TASK PROMPT:
The records underneath are to be repeated exactly, with the pictures left out.

[Excerpt from a dataset]
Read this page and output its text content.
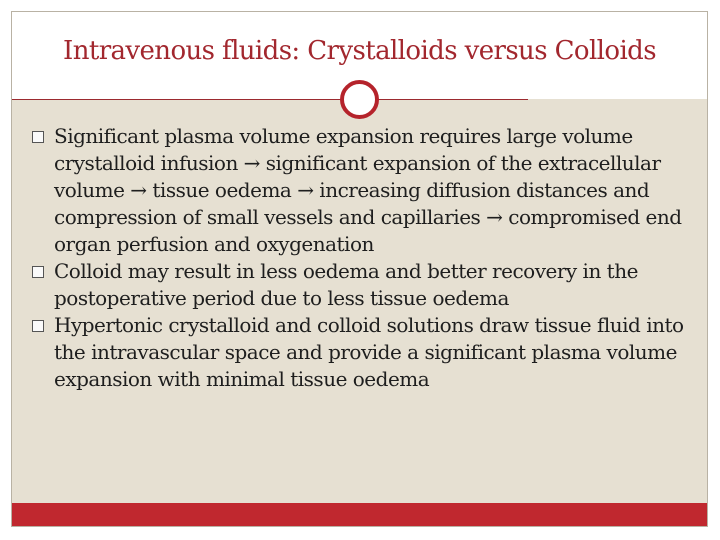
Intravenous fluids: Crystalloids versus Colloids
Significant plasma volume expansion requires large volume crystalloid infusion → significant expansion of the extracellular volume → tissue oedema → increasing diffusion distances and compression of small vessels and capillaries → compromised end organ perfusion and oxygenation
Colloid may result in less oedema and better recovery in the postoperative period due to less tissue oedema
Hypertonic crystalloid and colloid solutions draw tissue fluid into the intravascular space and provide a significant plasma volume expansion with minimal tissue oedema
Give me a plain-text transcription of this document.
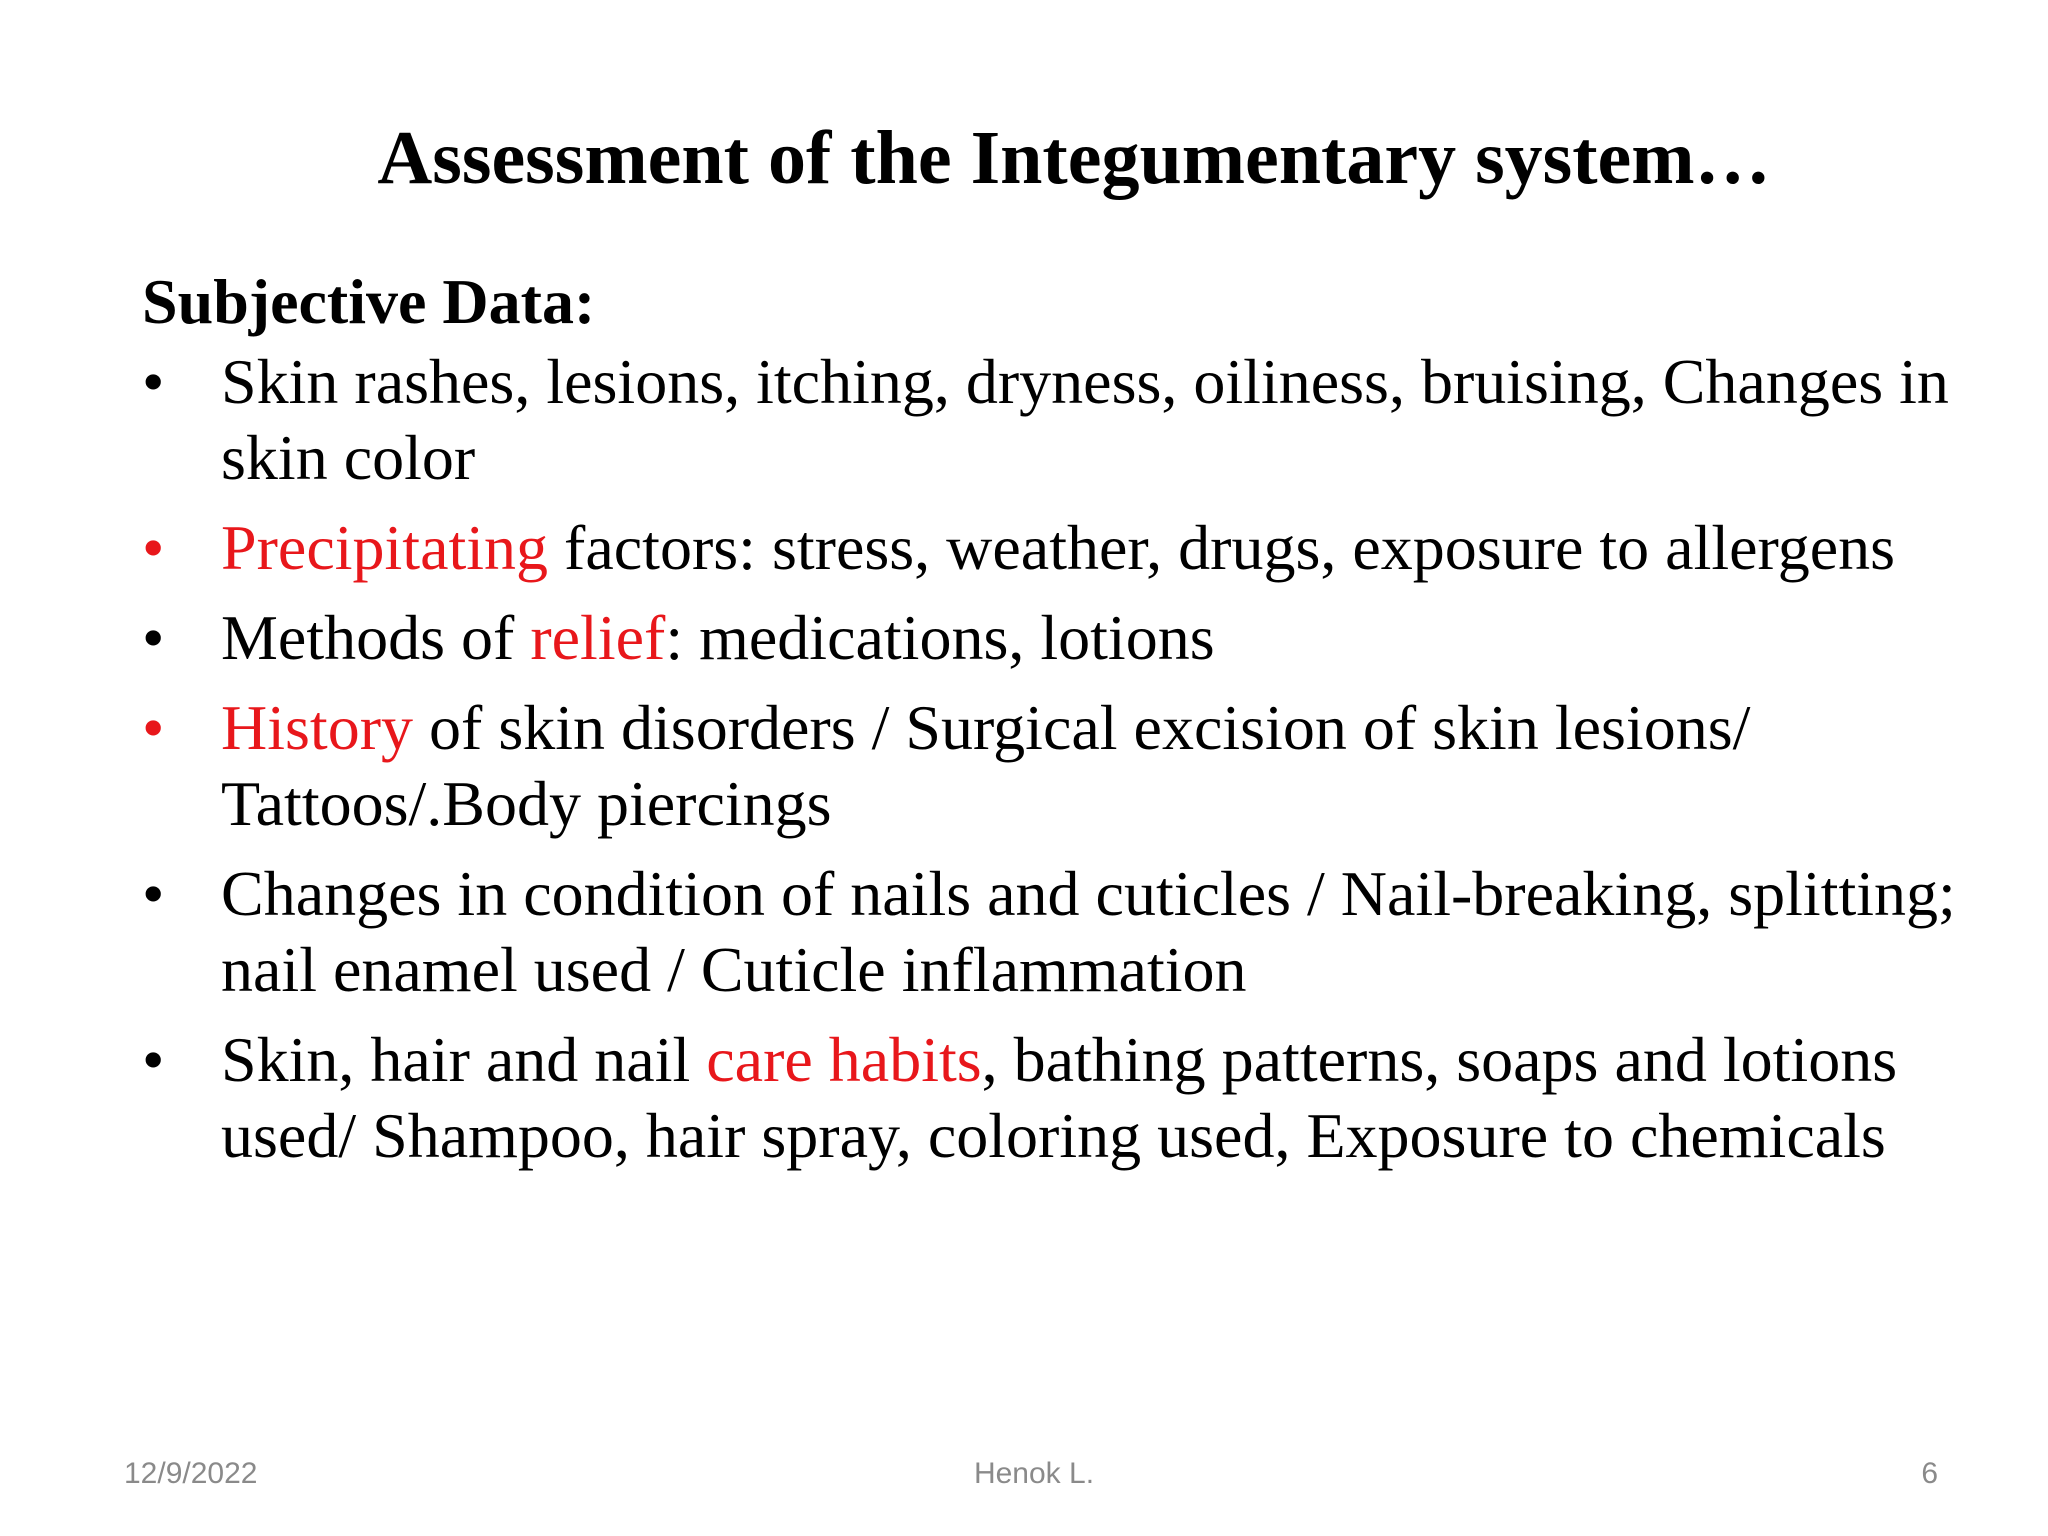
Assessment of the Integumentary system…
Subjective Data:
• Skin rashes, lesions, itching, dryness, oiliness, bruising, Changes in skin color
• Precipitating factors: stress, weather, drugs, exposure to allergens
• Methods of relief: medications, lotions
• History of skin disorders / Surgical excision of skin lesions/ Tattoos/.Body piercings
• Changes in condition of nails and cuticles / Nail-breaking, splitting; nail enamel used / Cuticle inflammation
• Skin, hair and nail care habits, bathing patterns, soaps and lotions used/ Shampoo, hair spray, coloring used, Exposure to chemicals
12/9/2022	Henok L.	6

ANSWER:
Read this page and output its text content.
Intravenous fluids: Crystalloids versus Colloids
Significant plasma volume expansion requires large volume crystalloid infusion → significant expansion of the extracellular volume → tissue oedema → increasing diffusion distances and compression of small vessels and capillaries → compromised end organ perfusion and oxygenation
Colloid may result in less oedema and better recovery in the postoperative period due to less tissue oedema
Hypertonic crystalloid and colloid solutions draw tissue fluid into the intravascular space and provide a significant plasma volume expansion with minimal tissue oedema
Give me a plain-text transcription of this document.
Assessment of the Integumentary system…
Subjective Data:
• Skin rashes, lesions, itching, dryness, oiliness, bruising, Changes in skin color
• Precipitating factors: stress, weather, drugs, exposure to allergens
• Methods of relief: medications, lotions
• History of skin disorders / Surgical excision of skin lesions/ Tattoos/.Body piercings
• Changes in condition of nails and cuticles / Nail-breaking, splitting; nail enamel used / Cuticle inflammation
• Skin, hair and nail care habits, bathing patterns, soaps and lotions used/ Shampoo, hair spray, coloring used, Exposure to chemicals
12/9/2022	Henok L.	6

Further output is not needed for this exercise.